» What the exercise asks
Each entry should be quoted word for word, including every mark of punctuation.

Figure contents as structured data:

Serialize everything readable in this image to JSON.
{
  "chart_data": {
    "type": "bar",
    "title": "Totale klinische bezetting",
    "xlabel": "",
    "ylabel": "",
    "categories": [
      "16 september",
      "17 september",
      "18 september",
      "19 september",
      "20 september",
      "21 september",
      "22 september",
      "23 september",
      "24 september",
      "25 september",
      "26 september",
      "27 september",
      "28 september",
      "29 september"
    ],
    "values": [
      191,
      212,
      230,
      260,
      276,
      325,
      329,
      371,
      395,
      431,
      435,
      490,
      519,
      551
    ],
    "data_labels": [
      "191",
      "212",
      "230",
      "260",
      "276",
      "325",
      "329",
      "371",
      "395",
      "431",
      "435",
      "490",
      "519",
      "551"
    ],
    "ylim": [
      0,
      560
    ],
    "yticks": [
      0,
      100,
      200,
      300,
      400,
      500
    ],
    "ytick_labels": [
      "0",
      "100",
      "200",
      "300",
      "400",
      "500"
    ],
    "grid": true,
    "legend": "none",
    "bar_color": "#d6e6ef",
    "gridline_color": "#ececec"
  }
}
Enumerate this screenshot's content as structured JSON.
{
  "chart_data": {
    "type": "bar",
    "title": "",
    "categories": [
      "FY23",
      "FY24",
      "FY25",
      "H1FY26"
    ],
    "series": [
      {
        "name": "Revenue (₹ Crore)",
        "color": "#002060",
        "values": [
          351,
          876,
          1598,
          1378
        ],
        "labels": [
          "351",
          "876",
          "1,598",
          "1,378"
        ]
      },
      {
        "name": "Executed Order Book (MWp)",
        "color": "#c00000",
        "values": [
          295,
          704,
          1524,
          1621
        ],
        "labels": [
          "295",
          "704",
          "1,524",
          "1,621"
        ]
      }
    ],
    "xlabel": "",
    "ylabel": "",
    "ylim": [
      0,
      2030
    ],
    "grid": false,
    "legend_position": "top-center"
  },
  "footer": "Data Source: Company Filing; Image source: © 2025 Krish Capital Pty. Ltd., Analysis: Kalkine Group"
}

» Task output
Serialize everything readable in this image to JSON.
{
  "chart_data": {
    "type": "bar",
    "title": "Totale klinische bezetting",
    "xlabel": "",
    "ylabel": "",
    "categories": [
      "16 september",
      "17 september",
      "18 september",
      "19 september",
      "20 september",
      "21 september",
      "22 september",
      "23 september",
      "24 september",
      "25 september",
      "26 september",
      "27 september",
      "28 september",
      "29 september"
    ],
    "values": [
      191,
      212,
      230,
      260,
      276,
      325,
      329,
      371,
      395,
      431,
      435,
      490,
      519,
      551
    ],
    "data_labels": [
      "191",
      "212",
      "230",
      "260",
      "276",
      "325",
      "329",
      "371",
      "395",
      "431",
      "435",
      "490",
      "519",
      "551"
    ],
    "ylim": [
      0,
      560
    ],
    "yticks": [
      0,
      100,
      200,
      300,
      400,
      500
    ],
    "ytick_labels": [
      "0",
      "100",
      "200",
      "300",
      "400",
      "500"
    ],
    "grid": true,
    "legend": "none",
    "bar_color": "#d6e6ef",
    "gridline_color": "#ececec"
  }
}
Enumerate this screenshot's content as structured JSON.
{
  "chart_data": {
    "type": "bar",
    "title": "",
    "categories": [
      "FY23",
      "FY24",
      "FY25",
      "H1FY26"
    ],
    "series": [
      {
        "name": "Revenue (₹ Crore)",
        "color": "#002060",
        "values": [
          351,
          876,
          1598,
          1378
        ],
        "labels": [
          "351",
          "876",
          "1,598",
          "1,378"
        ]
      },
      {
        "name": "Executed Order Book (MWp)",
        "color": "#c00000",
        "values": [
          295,
          704,
          1524,
          1621
        ],
        "labels": [
          "295",
          "704",
          "1,524",
          "1,621"
        ]
      }
    ],
    "xlabel": "",
    "ylabel": "",
    "ylim": [
      0,
      2030
    ],
    "grid": false,
    "legend_position": "top-center"
  },
  "footer": "Data Source: Company Filing; Image source: © 2025 Krish Capital Pty. Ltd., Analysis: Kalkine Group"
}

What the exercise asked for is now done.